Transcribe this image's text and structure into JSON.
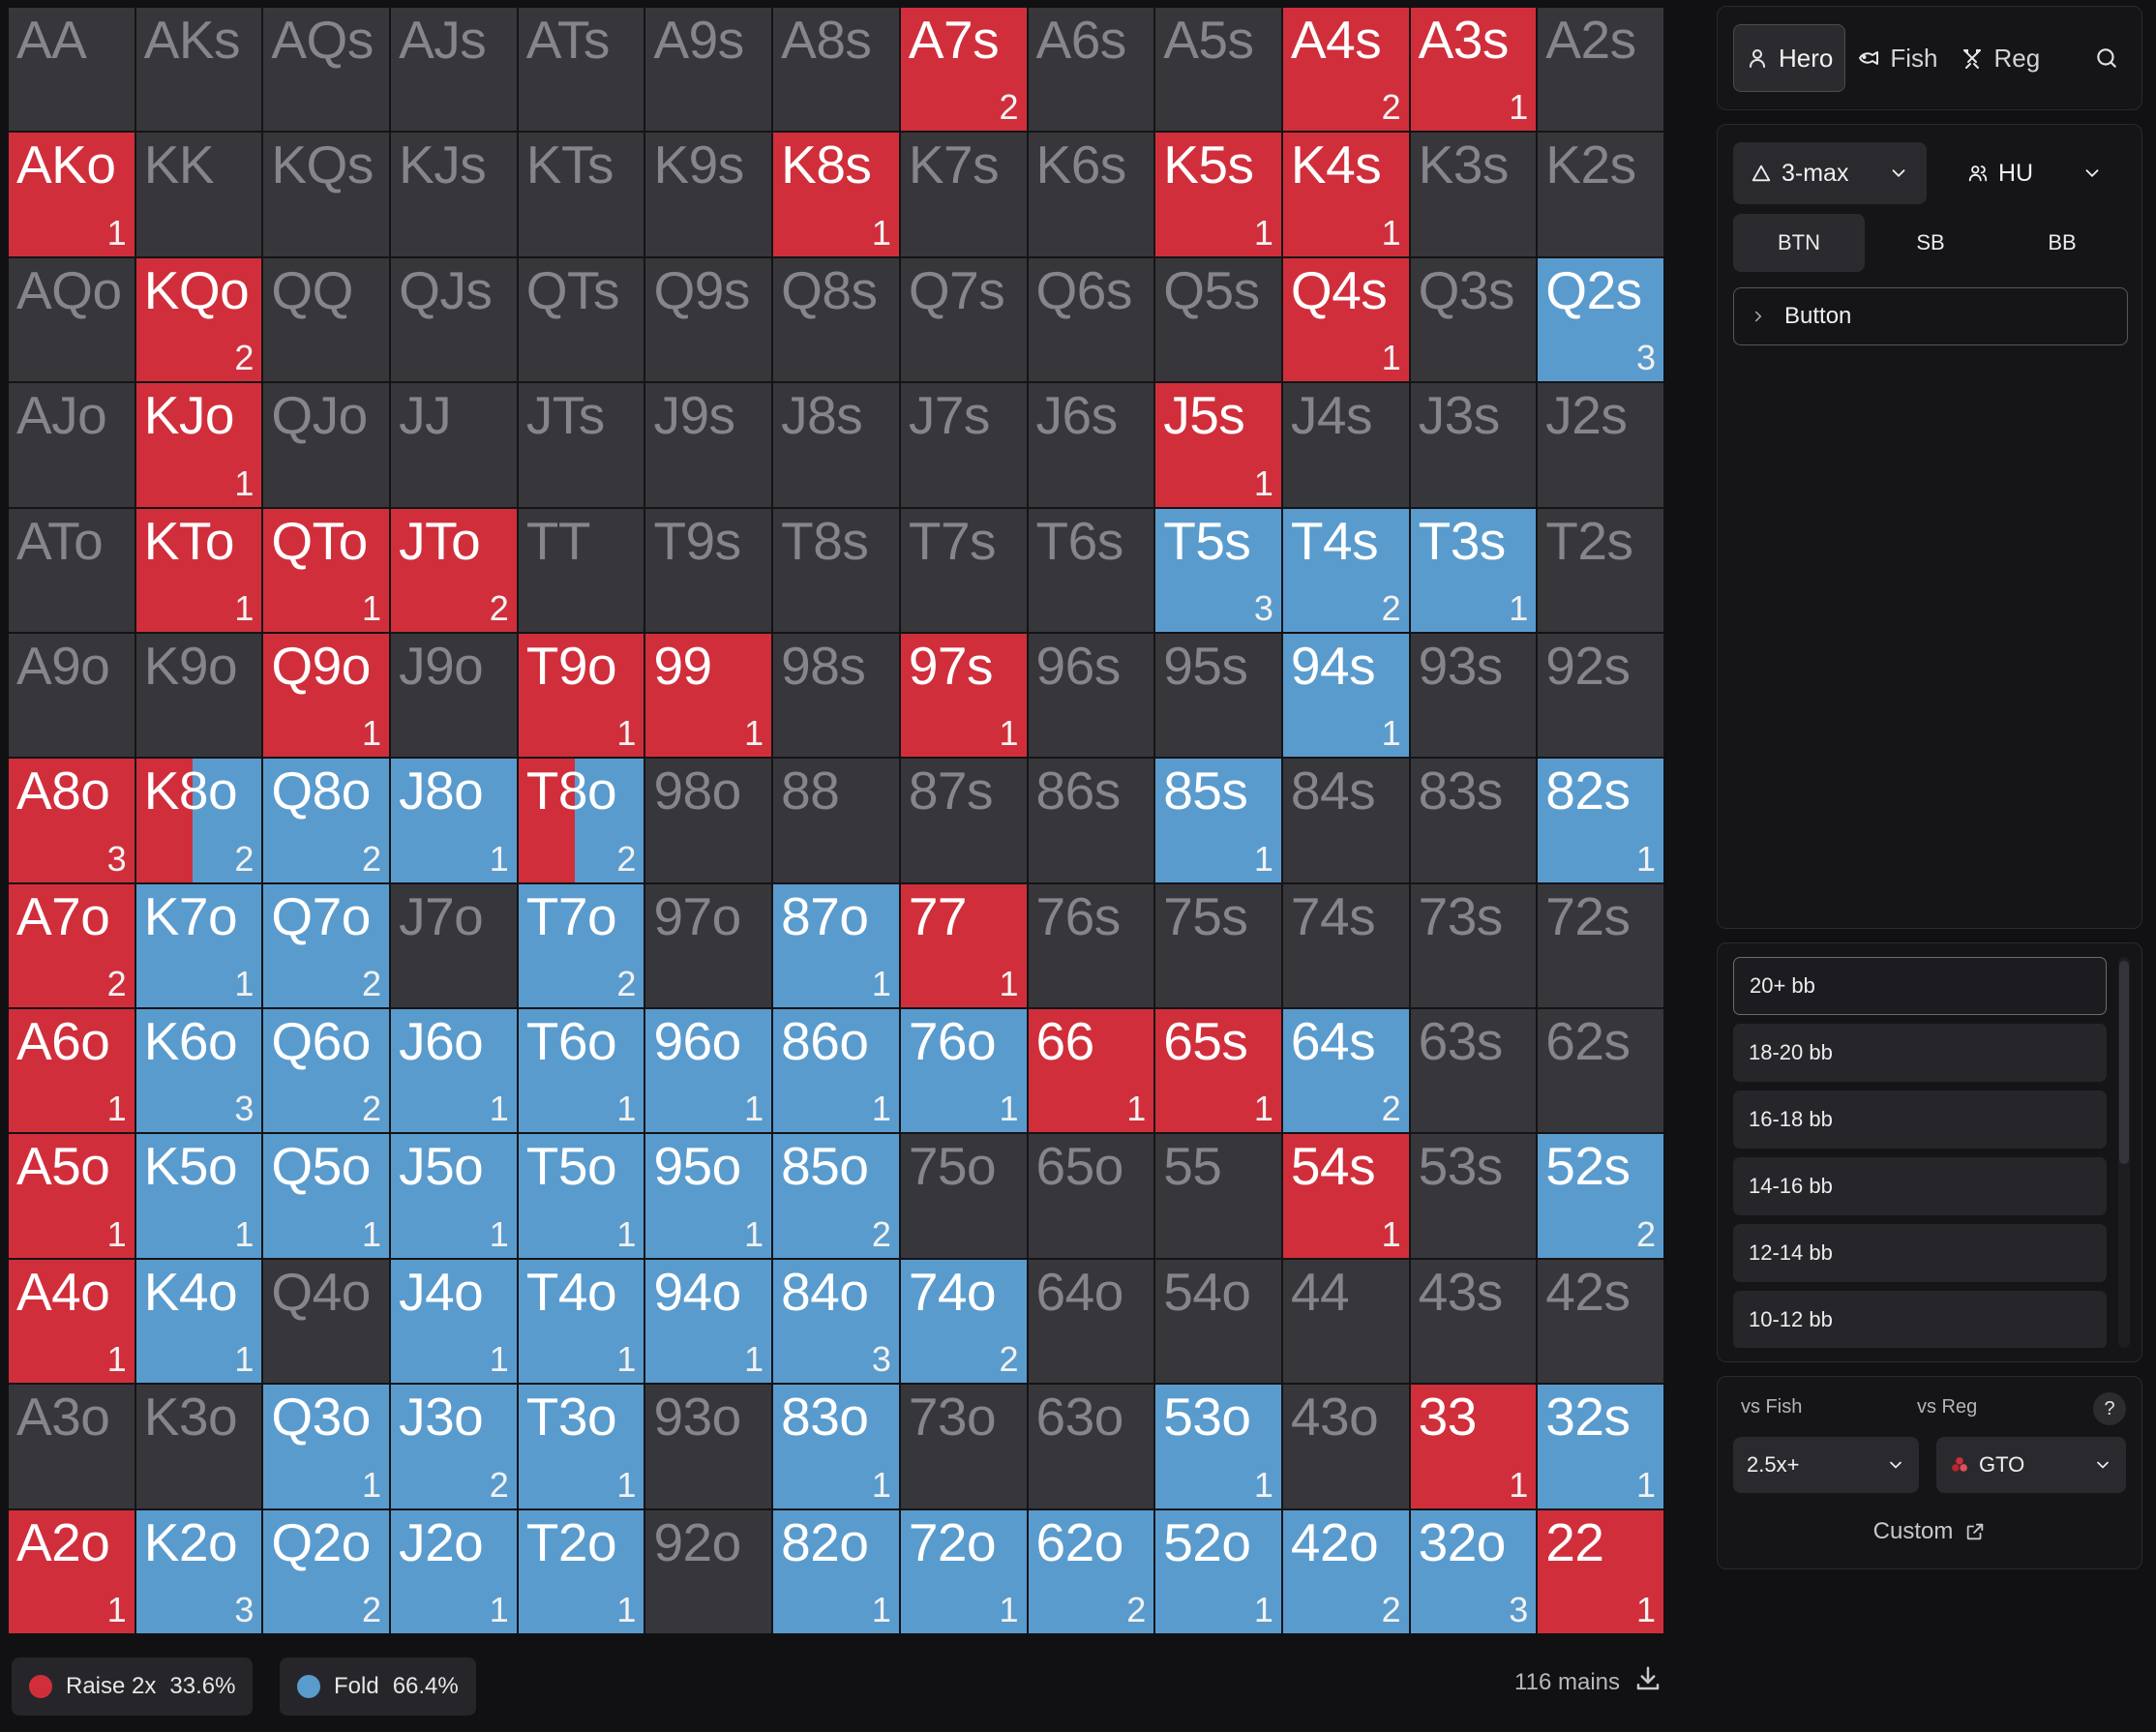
{
  "colors": {
    "raise": "#d12e3b",
    "fold": "#5a9bce",
    "empty": "#37373b"
  },
  "grid": {
    "hands": [
      [
        "AA",
        "AKs",
        "AQs",
        "AJs",
        "ATs",
        "A9s",
        "A8s",
        "A7s",
        "A6s",
        "A5s",
        "A4s",
        "A3s",
        "A2s"
      ],
      [
        "AKo",
        "KK",
        "KQs",
        "KJs",
        "KTs",
        "K9s",
        "K8s",
        "K7s",
        "K6s",
        "K5s",
        "K4s",
        "K3s",
        "K2s"
      ],
      [
        "AQo",
        "KQo",
        "QQ",
        "QJs",
        "QTs",
        "Q9s",
        "Q8s",
        "Q7s",
        "Q6s",
        "Q5s",
        "Q4s",
        "Q3s",
        "Q2s"
      ],
      [
        "AJo",
        "KJo",
        "QJo",
        "JJ",
        "JTs",
        "J9s",
        "J8s",
        "J7s",
        "J6s",
        "J5s",
        "J4s",
        "J3s",
        "J2s"
      ],
      [
        "ATo",
        "KTo",
        "QTo",
        "JTo",
        "TT",
        "T9s",
        "T8s",
        "T7s",
        "T6s",
        "T5s",
        "T4s",
        "T3s",
        "T2s"
      ],
      [
        "A9o",
        "K9o",
        "Q9o",
        "J9o",
        "T9o",
        "99",
        "98s",
        "97s",
        "96s",
        "95s",
        "94s",
        "93s",
        "92s"
      ],
      [
        "A8o",
        "K8o",
        "Q8o",
        "J8o",
        "T8o",
        "98o",
        "88",
        "87s",
        "86s",
        "85s",
        "84s",
        "83s",
        "82s"
      ],
      [
        "A7o",
        "K7o",
        "Q7o",
        "J7o",
        "T7o",
        "97o",
        "87o",
        "77",
        "76s",
        "75s",
        "74s",
        "73s",
        "72s"
      ],
      [
        "A6o",
        "K6o",
        "Q6o",
        "J6o",
        "T6o",
        "96o",
        "86o",
        "76o",
        "66",
        "65s",
        "64s",
        "63s",
        "62s"
      ],
      [
        "A5o",
        "K5o",
        "Q5o",
        "J5o",
        "T5o",
        "95o",
        "85o",
        "75o",
        "65o",
        "55",
        "54s",
        "53s",
        "52s"
      ],
      [
        "A4o",
        "K4o",
        "Q4o",
        "J4o",
        "T4o",
        "94o",
        "84o",
        "74o",
        "64o",
        "54o",
        "44",
        "43s",
        "42s"
      ],
      [
        "A3o",
        "K3o",
        "Q3o",
        "J3o",
        "T3o",
        "93o",
        "83o",
        "73o",
        "63o",
        "53o",
        "43o",
        "33",
        "32s"
      ],
      [
        "A2o",
        "K2o",
        "Q2o",
        "J2o",
        "T2o",
        "92o",
        "82o",
        "72o",
        "62o",
        "52o",
        "42o",
        "32o",
        "22"
      ]
    ],
    "actions": [
      [
        "",
        "",
        "",
        "",
        "",
        "",
        "",
        "R",
        "",
        "",
        "R",
        "R",
        ""
      ],
      [
        "R",
        "",
        "",
        "",
        "",
        "",
        "R",
        "",
        "",
        "R",
        "R",
        "",
        ""
      ],
      [
        "",
        "R",
        "",
        "",
        "",
        "",
        "",
        "",
        "",
        "",
        "R",
        "",
        "F"
      ],
      [
        "",
        "R",
        "",
        "",
        "",
        "",
        "",
        "",
        "",
        "R",
        "",
        "",
        ""
      ],
      [
        "",
        "R",
        "R",
        "R",
        "",
        "",
        "",
        "",
        "",
        "F",
        "F",
        "F",
        ""
      ],
      [
        "",
        "",
        "R",
        "",
        "R",
        "R",
        "",
        "R",
        "",
        "",
        "F",
        "",
        ""
      ],
      [
        "R",
        "M",
        "F",
        "F",
        "M",
        "",
        "",
        "",
        "",
        "F",
        "",
        "",
        "F"
      ],
      [
        "R",
        "F",
        "F",
        "",
        "F",
        "",
        "F",
        "R",
        "",
        "",
        "",
        "",
        ""
      ],
      [
        "R",
        "F",
        "F",
        "F",
        "F",
        "F",
        "F",
        "F",
        "R",
        "R",
        "F",
        "",
        ""
      ],
      [
        "R",
        "F",
        "F",
        "F",
        "F",
        "F",
        "F",
        "",
        "",
        "",
        "R",
        "",
        "F"
      ],
      [
        "R",
        "F",
        "",
        "F",
        "F",
        "F",
        "F",
        "F",
        "",
        "",
        "",
        "",
        ""
      ],
      [
        "",
        "",
        "F",
        "F",
        "F",
        "",
        "F",
        "",
        "",
        "F",
        "",
        "R",
        "F"
      ],
      [
        "R",
        "F",
        "F",
        "F",
        "F",
        "",
        "F",
        "F",
        "F",
        "F",
        "F",
        "F",
        "R"
      ]
    ],
    "counts": [
      [
        "",
        "",
        "",
        "",
        "",
        "",
        "",
        "2",
        "",
        "",
        "2",
        "1",
        ""
      ],
      [
        "1",
        "",
        "",
        "",
        "",
        "",
        "1",
        "",
        "",
        "1",
        "1",
        "",
        ""
      ],
      [
        "",
        "2",
        "",
        "",
        "",
        "",
        "",
        "",
        "",
        "",
        "1",
        "",
        "3"
      ],
      [
        "",
        "1",
        "",
        "",
        "",
        "",
        "",
        "",
        "",
        "1",
        "",
        "",
        ""
      ],
      [
        "",
        "1",
        "1",
        "2",
        "",
        "",
        "",
        "",
        "",
        "3",
        "2",
        "1",
        ""
      ],
      [
        "",
        "",
        "1",
        "",
        "1",
        "1",
        "",
        "1",
        "",
        "",
        "1",
        "",
        ""
      ],
      [
        "3",
        "2",
        "2",
        "1",
        "2",
        "",
        "",
        "",
        "",
        "1",
        "",
        "",
        "1"
      ],
      [
        "2",
        "1",
        "2",
        "",
        "2",
        "",
        "1",
        "1",
        "",
        "",
        "",
        "",
        ""
      ],
      [
        "1",
        "3",
        "2",
        "1",
        "1",
        "1",
        "1",
        "1",
        "1",
        "1",
        "2",
        "",
        ""
      ],
      [
        "1",
        "1",
        "1",
        "1",
        "1",
        "1",
        "2",
        "",
        "",
        "",
        "1",
        "",
        "2"
      ],
      [
        "1",
        "1",
        "",
        "1",
        "1",
        "1",
        "3",
        "2",
        "",
        "",
        "",
        "",
        ""
      ],
      [
        "",
        "",
        "1",
        "2",
        "1",
        "",
        "1",
        "",
        "",
        "1",
        "",
        "1",
        "1"
      ],
      [
        "1",
        "3",
        "2",
        "1",
        "1",
        "",
        "1",
        "1",
        "2",
        "1",
        "2",
        "3",
        "1"
      ]
    ],
    "mixed_raise_fraction": 0.45
  },
  "legend": {
    "raise": {
      "label": "Raise 2x",
      "pct": "33.6%"
    },
    "fold": {
      "label": "Fold",
      "pct": "66.4%"
    },
    "combos": "116 mains"
  },
  "sidebar": {
    "tabs": [
      {
        "label": "Hero",
        "icon": "user-icon",
        "selected": true
      },
      {
        "label": "Fish",
        "icon": "fish-icon",
        "selected": false
      },
      {
        "label": "Reg",
        "icon": "crossed-swords-icon",
        "selected": false
      }
    ],
    "format": "3-max",
    "mode": "HU",
    "positions": [
      {
        "label": "BTN",
        "selected": true
      },
      {
        "label": "SB",
        "selected": false
      },
      {
        "label": "BB",
        "selected": false
      }
    ],
    "action": "Button",
    "stacks": [
      {
        "label": "20+ bb",
        "selected": true
      },
      {
        "label": "18-20 bb",
        "selected": false
      },
      {
        "label": "16-18 bb",
        "selected": false
      },
      {
        "label": "14-16 bb",
        "selected": false
      },
      {
        "label": "12-14 bb",
        "selected": false
      },
      {
        "label": "10-12 bb",
        "selected": false
      }
    ],
    "vs_fish_label": "vs Fish",
    "vs_reg_label": "vs Reg",
    "help": "?",
    "vs_fish_value": "2.5x+",
    "vs_reg_value": "GTO",
    "custom": "Custom"
  }
}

::::

■ SET EXERCISE
Report how many lines of the listing hold the string "icon", giving only the number.

■ RESPONSE TO THE EXERCISE
3